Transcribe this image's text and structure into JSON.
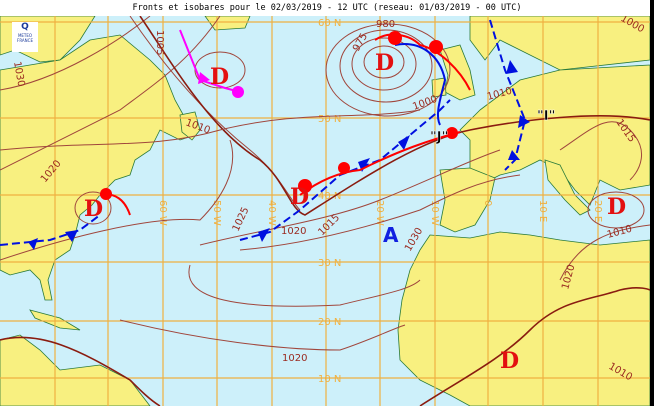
{
  "title": "Fronts et isobares pour le 02/03/2019 - 12 UTC (reseau: 01/03/2019 - 00 UTC)",
  "logo": {
    "mark": "Q",
    "line1": "METEO",
    "line2": "FRANCE"
  },
  "colors": {
    "ocean": "#cdf0fa",
    "land": "#f8f080",
    "grid": "#f0b040",
    "isobar": "#a0463c",
    "warm_front": "#ff0000",
    "cold_front": "#0010e0",
    "occluded_front": "#ff00ff",
    "low": "#e31010",
    "high": "#1020e0"
  },
  "grid_labels": {
    "lat": [
      "60 N",
      "50 N",
      "40 N",
      "30 N",
      "20 N",
      "10 N"
    ],
    "lon": [
      "60 W",
      "50 W",
      "40 W",
      "20 W",
      "10 W",
      "0",
      "10 E",
      "20 E"
    ]
  },
  "pressure_centers": {
    "lows": [
      "D",
      "D",
      "D",
      "D",
      "D",
      "D"
    ],
    "high": "A"
  },
  "jet_labels": [
    "\"J\"",
    "\"I\""
  ],
  "isobar_labels": [
    "1030",
    "1020",
    "1010",
    "1025",
    "1020",
    "1015",
    "980",
    "975",
    "1000",
    "1010",
    "1015",
    "1010",
    "1030",
    "1020",
    "1020",
    "1010",
    "1000",
    "1005"
  ]
}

» **What you should do**
The records above are to be restated exactly, without their pictures.

» **Response to the exercise**
Transcribe this image's text and structure into JSON.
{
  "title": "Fronts et isobares pour le 02/03/2019 - 12 UTC (reseau: 01/03/2019 - 00 UTC)",
  "logo": {
    "mark": "Q",
    "line1": "METEO",
    "line2": "FRANCE"
  },
  "colors": {
    "ocean": "#cdf0fa",
    "land": "#f8f080",
    "grid": "#f0b040",
    "isobar": "#a0463c",
    "warm_front": "#ff0000",
    "cold_front": "#0010e0",
    "occluded_front": "#ff00ff",
    "low": "#e31010",
    "high": "#1020e0"
  },
  "grid_labels": {
    "lat": [
      "60 N",
      "50 N",
      "40 N",
      "30 N",
      "20 N",
      "10 N"
    ],
    "lon": [
      "60 W",
      "50 W",
      "40 W",
      "20 W",
      "10 W",
      "0",
      "10 E",
      "20 E"
    ]
  },
  "pressure_centers": {
    "lows": [
      "D",
      "D",
      "D",
      "D",
      "D",
      "D"
    ],
    "high": "A"
  },
  "jet_labels": [
    "\"J\"",
    "\"I\""
  ],
  "isobar_labels": [
    "1030",
    "1020",
    "1010",
    "1025",
    "1020",
    "1015",
    "980",
    "975",
    "1000",
    "1010",
    "1015",
    "1010",
    "1030",
    "1020",
    "1020",
    "1010",
    "1000",
    "1005"
  ]
}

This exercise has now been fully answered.